- Short task:
Pull out every line from the listing that has the word "tarifs".
------
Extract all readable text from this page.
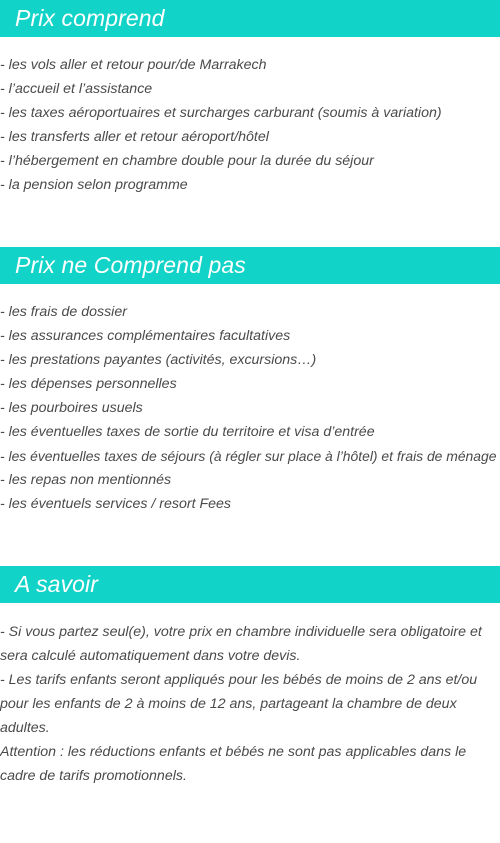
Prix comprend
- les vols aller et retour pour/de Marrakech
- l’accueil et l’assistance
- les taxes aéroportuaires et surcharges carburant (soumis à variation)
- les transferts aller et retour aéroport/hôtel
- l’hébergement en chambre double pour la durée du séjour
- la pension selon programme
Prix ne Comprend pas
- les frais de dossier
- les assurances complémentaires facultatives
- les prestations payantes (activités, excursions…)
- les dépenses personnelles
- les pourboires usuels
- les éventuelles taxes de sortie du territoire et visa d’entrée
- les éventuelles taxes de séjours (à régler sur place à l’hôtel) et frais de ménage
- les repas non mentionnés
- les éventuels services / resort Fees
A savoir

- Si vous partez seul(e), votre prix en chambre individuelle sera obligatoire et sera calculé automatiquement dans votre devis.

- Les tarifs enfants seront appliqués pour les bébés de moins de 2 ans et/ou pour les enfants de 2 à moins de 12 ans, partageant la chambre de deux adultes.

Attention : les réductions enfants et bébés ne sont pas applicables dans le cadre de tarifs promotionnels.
------
- Reply:
- Les tarifs enfants seront appliqués pour les bébés de moins de 2 ans et/ou pour les enfants de 2 à moins de 12 ans, partageant la chambre de deux adultes.
Attention : les réductions enfants et bébés ne sont pas applicables dans le cadre de tarifs promotionnels.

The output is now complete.